[EXTRACTED ENTRIES start]

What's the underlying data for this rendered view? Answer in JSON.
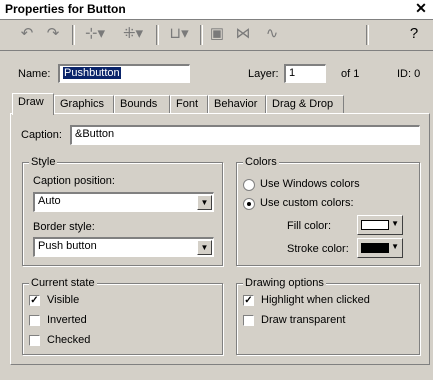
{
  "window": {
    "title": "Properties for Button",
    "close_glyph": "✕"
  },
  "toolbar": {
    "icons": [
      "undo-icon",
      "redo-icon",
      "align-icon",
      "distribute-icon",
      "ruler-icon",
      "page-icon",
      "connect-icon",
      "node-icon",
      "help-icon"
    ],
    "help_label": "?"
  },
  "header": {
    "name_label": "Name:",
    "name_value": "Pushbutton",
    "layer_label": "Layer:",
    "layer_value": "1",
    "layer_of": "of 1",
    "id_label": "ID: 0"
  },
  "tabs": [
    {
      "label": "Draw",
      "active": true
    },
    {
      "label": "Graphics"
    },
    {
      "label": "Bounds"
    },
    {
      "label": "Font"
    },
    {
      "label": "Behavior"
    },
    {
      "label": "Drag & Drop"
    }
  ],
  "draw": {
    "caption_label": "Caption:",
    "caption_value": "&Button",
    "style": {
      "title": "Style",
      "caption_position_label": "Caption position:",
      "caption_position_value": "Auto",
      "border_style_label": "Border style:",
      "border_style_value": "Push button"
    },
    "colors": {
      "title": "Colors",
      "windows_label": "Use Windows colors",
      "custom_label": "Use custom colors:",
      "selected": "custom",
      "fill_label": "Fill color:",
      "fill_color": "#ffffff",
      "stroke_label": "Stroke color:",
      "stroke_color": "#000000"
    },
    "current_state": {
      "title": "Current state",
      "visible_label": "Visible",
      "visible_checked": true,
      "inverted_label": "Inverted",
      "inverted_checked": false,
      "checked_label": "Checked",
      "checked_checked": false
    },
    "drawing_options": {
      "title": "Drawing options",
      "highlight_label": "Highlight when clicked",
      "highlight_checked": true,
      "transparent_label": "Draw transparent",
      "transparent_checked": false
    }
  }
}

[EXTRACTED ENTRIES end]

AIM.
Pictures are to be left out; the records above must be repeated word for word.

RESPONSE TO THIS TASK.
What's the underlying data for this rendered view? Answer in JSON.
{
  "window": {
    "title": "Properties for Button",
    "close_glyph": "✕"
  },
  "toolbar": {
    "icons": [
      "undo-icon",
      "redo-icon",
      "align-icon",
      "distribute-icon",
      "ruler-icon",
      "page-icon",
      "connect-icon",
      "node-icon",
      "help-icon"
    ],
    "help_label": "?"
  },
  "header": {
    "name_label": "Name:",
    "name_value": "Pushbutton",
    "layer_label": "Layer:",
    "layer_value": "1",
    "layer_of": "of 1",
    "id_label": "ID: 0"
  },
  "tabs": [
    {
      "label": "Draw",
      "active": true
    },
    {
      "label": "Graphics"
    },
    {
      "label": "Bounds"
    },
    {
      "label": "Font"
    },
    {
      "label": "Behavior"
    },
    {
      "label": "Drag & Drop"
    }
  ],
  "draw": {
    "caption_label": "Caption:",
    "caption_value": "&Button",
    "style": {
      "title": "Style",
      "caption_position_label": "Caption position:",
      "caption_position_value": "Auto",
      "border_style_label": "Border style:",
      "border_style_value": "Push button"
    },
    "colors": {
      "title": "Colors",
      "windows_label": "Use Windows colors",
      "custom_label": "Use custom colors:",
      "selected": "custom",
      "fill_label": "Fill color:",
      "fill_color": "#ffffff",
      "stroke_label": "Stroke color:",
      "stroke_color": "#000000"
    },
    "current_state": {
      "title": "Current state",
      "visible_label": "Visible",
      "visible_checked": true,
      "inverted_label": "Inverted",
      "inverted_checked": false,
      "checked_label": "Checked",
      "checked_checked": false
    },
    "drawing_options": {
      "title": "Drawing options",
      "highlight_label": "Highlight when clicked",
      "highlight_checked": true,
      "transparent_label": "Draw transparent",
      "transparent_checked": false
    }
  }
}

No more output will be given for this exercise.